GIVEN PROBLEM >>
Repeat each record exactly. Any picture gets left out.

GIVEN RECORDS >>
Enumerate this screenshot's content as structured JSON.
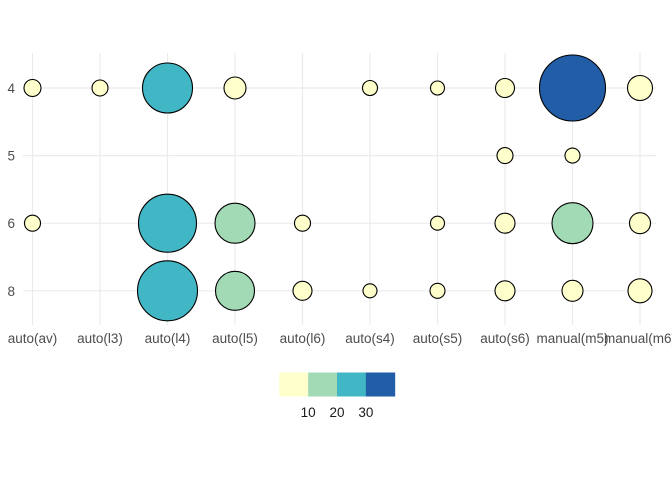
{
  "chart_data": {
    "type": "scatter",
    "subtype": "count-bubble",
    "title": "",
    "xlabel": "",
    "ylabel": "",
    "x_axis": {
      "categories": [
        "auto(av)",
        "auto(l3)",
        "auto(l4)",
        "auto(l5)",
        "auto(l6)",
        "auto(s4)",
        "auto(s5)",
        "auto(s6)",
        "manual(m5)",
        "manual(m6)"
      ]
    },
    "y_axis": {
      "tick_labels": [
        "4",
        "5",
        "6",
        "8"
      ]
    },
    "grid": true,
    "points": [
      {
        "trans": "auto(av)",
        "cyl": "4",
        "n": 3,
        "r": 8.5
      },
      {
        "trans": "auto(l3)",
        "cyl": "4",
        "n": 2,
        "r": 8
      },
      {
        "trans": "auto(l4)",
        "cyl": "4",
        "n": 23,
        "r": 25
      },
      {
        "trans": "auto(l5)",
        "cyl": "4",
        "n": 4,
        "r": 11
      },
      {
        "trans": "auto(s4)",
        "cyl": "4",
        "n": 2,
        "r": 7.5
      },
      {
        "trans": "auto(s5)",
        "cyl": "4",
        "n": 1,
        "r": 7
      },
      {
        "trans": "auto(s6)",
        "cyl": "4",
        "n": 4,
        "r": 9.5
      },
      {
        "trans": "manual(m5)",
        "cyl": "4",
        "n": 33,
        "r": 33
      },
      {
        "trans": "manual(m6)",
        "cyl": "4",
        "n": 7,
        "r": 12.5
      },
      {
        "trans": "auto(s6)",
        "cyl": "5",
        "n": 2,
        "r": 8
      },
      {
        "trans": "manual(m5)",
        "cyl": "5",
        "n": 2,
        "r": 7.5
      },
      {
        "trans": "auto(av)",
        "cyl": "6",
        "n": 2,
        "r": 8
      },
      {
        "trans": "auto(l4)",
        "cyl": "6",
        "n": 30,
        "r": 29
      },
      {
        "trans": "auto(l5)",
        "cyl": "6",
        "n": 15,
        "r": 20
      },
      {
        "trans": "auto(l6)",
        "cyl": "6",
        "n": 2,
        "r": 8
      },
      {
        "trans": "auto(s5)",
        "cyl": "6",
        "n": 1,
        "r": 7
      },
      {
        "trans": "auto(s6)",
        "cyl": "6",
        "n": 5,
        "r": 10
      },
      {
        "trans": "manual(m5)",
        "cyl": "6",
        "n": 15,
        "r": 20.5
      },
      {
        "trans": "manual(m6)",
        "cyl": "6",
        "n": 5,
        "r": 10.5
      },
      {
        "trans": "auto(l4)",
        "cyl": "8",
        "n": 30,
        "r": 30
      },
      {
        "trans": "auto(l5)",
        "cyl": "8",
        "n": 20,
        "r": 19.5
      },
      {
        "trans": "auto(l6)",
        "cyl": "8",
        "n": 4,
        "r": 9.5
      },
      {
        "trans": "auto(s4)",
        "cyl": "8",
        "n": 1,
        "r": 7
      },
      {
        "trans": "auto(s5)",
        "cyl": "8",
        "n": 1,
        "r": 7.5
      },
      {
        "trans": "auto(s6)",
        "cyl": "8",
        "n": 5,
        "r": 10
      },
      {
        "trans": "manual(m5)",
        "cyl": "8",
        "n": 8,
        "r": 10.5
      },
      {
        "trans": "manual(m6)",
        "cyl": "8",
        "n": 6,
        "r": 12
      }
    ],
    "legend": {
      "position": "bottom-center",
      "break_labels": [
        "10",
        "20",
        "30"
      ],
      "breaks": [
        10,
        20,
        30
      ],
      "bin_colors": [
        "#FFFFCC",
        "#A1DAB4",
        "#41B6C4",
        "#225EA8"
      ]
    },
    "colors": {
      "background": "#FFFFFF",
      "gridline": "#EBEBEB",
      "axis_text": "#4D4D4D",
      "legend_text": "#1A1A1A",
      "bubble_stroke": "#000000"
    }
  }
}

EXPECTED OUTPUT >>
Enumerate this screenshot's content as structured JSON.
{
  "chart_data": {
    "type": "scatter",
    "subtype": "count-bubble",
    "title": "",
    "xlabel": "",
    "ylabel": "",
    "x_axis": {
      "categories": [
        "auto(av)",
        "auto(l3)",
        "auto(l4)",
        "auto(l5)",
        "auto(l6)",
        "auto(s4)",
        "auto(s5)",
        "auto(s6)",
        "manual(m5)",
        "manual(m6)"
      ]
    },
    "y_axis": {
      "tick_labels": [
        "4",
        "5",
        "6",
        "8"
      ]
    },
    "grid": true,
    "points": [
      {
        "trans": "auto(av)",
        "cyl": "4",
        "n": 3,
        "r": 8.5
      },
      {
        "trans": "auto(l3)",
        "cyl": "4",
        "n": 2,
        "r": 8
      },
      {
        "trans": "auto(l4)",
        "cyl": "4",
        "n": 23,
        "r": 25
      },
      {
        "trans": "auto(l5)",
        "cyl": "4",
        "n": 4,
        "r": 11
      },
      {
        "trans": "auto(s4)",
        "cyl": "4",
        "n": 2,
        "r": 7.5
      },
      {
        "trans": "auto(s5)",
        "cyl": "4",
        "n": 1,
        "r": 7
      },
      {
        "trans": "auto(s6)",
        "cyl": "4",
        "n": 4,
        "r": 9.5
      },
      {
        "trans": "manual(m5)",
        "cyl": "4",
        "n": 33,
        "r": 33
      },
      {
        "trans": "manual(m6)",
        "cyl": "4",
        "n": 7,
        "r": 12.5
      },
      {
        "trans": "auto(s6)",
        "cyl": "5",
        "n": 2,
        "r": 8
      },
      {
        "trans": "manual(m5)",
        "cyl": "5",
        "n": 2,
        "r": 7.5
      },
      {
        "trans": "auto(av)",
        "cyl": "6",
        "n": 2,
        "r": 8
      },
      {
        "trans": "auto(l4)",
        "cyl": "6",
        "n": 30,
        "r": 29
      },
      {
        "trans": "auto(l5)",
        "cyl": "6",
        "n": 15,
        "r": 20
      },
      {
        "trans": "auto(l6)",
        "cyl": "6",
        "n": 2,
        "r": 8
      },
      {
        "trans": "auto(s5)",
        "cyl": "6",
        "n": 1,
        "r": 7
      },
      {
        "trans": "auto(s6)",
        "cyl": "6",
        "n": 5,
        "r": 10
      },
      {
        "trans": "manual(m5)",
        "cyl": "6",
        "n": 15,
        "r": 20.5
      },
      {
        "trans": "manual(m6)",
        "cyl": "6",
        "n": 5,
        "r": 10.5
      },
      {
        "trans": "auto(l4)",
        "cyl": "8",
        "n": 30,
        "r": 30
      },
      {
        "trans": "auto(l5)",
        "cyl": "8",
        "n": 20,
        "r": 19.5
      },
      {
        "trans": "auto(l6)",
        "cyl": "8",
        "n": 4,
        "r": 9.5
      },
      {
        "trans": "auto(s4)",
        "cyl": "8",
        "n": 1,
        "r": 7
      },
      {
        "trans": "auto(s5)",
        "cyl": "8",
        "n": 1,
        "r": 7.5
      },
      {
        "trans": "auto(s6)",
        "cyl": "8",
        "n": 5,
        "r": 10
      },
      {
        "trans": "manual(m5)",
        "cyl": "8",
        "n": 8,
        "r": 10.5
      },
      {
        "trans": "manual(m6)",
        "cyl": "8",
        "n": 6,
        "r": 12
      }
    ],
    "legend": {
      "position": "bottom-center",
      "break_labels": [
        "10",
        "20",
        "30"
      ],
      "breaks": [
        10,
        20,
        30
      ],
      "bin_colors": [
        "#FFFFCC",
        "#A1DAB4",
        "#41B6C4",
        "#225EA8"
      ]
    },
    "colors": {
      "background": "#FFFFFF",
      "gridline": "#EBEBEB",
      "axis_text": "#4D4D4D",
      "legend_text": "#1A1A1A",
      "bubble_stroke": "#000000"
    }
  }
}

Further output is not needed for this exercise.